=== ENTRIES SUPPLIED ===

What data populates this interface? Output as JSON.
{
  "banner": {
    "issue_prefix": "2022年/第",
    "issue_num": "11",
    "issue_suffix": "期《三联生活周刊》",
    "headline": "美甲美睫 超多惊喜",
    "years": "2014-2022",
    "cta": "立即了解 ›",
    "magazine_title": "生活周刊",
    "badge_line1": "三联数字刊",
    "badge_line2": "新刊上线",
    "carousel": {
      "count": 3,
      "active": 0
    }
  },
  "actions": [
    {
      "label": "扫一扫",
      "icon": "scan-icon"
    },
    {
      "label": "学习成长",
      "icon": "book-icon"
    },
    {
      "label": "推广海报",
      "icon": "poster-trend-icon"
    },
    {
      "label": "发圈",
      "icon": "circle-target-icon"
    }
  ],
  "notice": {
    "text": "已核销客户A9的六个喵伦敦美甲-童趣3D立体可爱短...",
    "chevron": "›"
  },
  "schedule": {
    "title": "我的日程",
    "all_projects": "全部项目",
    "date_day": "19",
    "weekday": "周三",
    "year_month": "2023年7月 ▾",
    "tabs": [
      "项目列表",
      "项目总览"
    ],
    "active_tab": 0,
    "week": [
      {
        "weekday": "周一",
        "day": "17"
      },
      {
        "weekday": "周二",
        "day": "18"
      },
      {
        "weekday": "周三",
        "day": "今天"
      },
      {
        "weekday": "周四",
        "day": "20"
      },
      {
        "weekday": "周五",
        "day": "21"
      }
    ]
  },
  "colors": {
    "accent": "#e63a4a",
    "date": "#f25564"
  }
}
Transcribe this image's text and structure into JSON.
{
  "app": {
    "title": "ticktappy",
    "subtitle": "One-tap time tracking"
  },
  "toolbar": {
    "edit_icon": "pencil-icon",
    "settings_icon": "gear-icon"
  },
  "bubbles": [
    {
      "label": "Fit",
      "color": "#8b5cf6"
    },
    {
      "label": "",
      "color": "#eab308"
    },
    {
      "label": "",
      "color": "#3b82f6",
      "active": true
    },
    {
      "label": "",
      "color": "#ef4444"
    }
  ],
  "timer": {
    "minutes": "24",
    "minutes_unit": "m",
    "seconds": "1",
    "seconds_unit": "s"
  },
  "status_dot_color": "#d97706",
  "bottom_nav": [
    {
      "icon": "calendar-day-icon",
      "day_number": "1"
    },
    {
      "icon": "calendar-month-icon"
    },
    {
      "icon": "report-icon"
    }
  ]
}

===

=== STATED GOAL ===
All entries must be repeated verbatim.

=== SOLUTION FOR THIS TASK ===
What data populates this interface? Output as JSON.
{
  "banner": {
    "issue_prefix": "2022年/第",
    "issue_num": "11",
    "issue_suffix": "期《三联生活周刊》",
    "headline": "美甲美睫 超多惊喜",
    "years": "2014-2022",
    "cta": "立即了解 ›",
    "magazine_title": "生活周刊",
    "badge_line1": "三联数字刊",
    "badge_line2": "新刊上线",
    "carousel": {
      "count": 3,
      "active": 0
    }
  },
  "actions": [
    {
      "label": "扫一扫",
      "icon": "scan-icon"
    },
    {
      "label": "学习成长",
      "icon": "book-icon"
    },
    {
      "label": "推广海报",
      "icon": "poster-trend-icon"
    },
    {
      "label": "发圈",
      "icon": "circle-target-icon"
    }
  ],
  "notice": {
    "text": "已核销客户A9的六个喵伦敦美甲-童趣3D立体可爱短...",
    "chevron": "›"
  },
  "schedule": {
    "title": "我的日程",
    "all_projects": "全部项目",
    "date_day": "19",
    "weekday": "周三",
    "year_month": "2023年7月 ▾",
    "tabs": [
      "项目列表",
      "项目总览"
    ],
    "active_tab": 0,
    "week": [
      {
        "weekday": "周一",
        "day": "17"
      },
      {
        "weekday": "周二",
        "day": "18"
      },
      {
        "weekday": "周三",
        "day": "今天"
      },
      {
        "weekday": "周四",
        "day": "20"
      },
      {
        "weekday": "周五",
        "day": "21"
      }
    ]
  },
  "colors": {
    "accent": "#e63a4a",
    "date": "#f25564"
  }
}
Transcribe this image's text and structure into JSON.
{
  "app": {
    "title": "ticktappy",
    "subtitle": "One-tap time tracking"
  },
  "toolbar": {
    "edit_icon": "pencil-icon",
    "settings_icon": "gear-icon"
  },
  "bubbles": [
    {
      "label": "Fit",
      "color": "#8b5cf6"
    },
    {
      "label": "",
      "color": "#eab308"
    },
    {
      "label": "",
      "color": "#3b82f6",
      "active": true
    },
    {
      "label": "",
      "color": "#ef4444"
    }
  ],
  "timer": {
    "minutes": "24",
    "minutes_unit": "m",
    "seconds": "1",
    "seconds_unit": "s"
  },
  "status_dot_color": "#d97706",
  "bottom_nav": [
    {
      "icon": "calendar-day-icon",
      "day_number": "1"
    },
    {
      "icon": "calendar-month-icon"
    },
    {
      "icon": "report-icon"
    }
  ]
}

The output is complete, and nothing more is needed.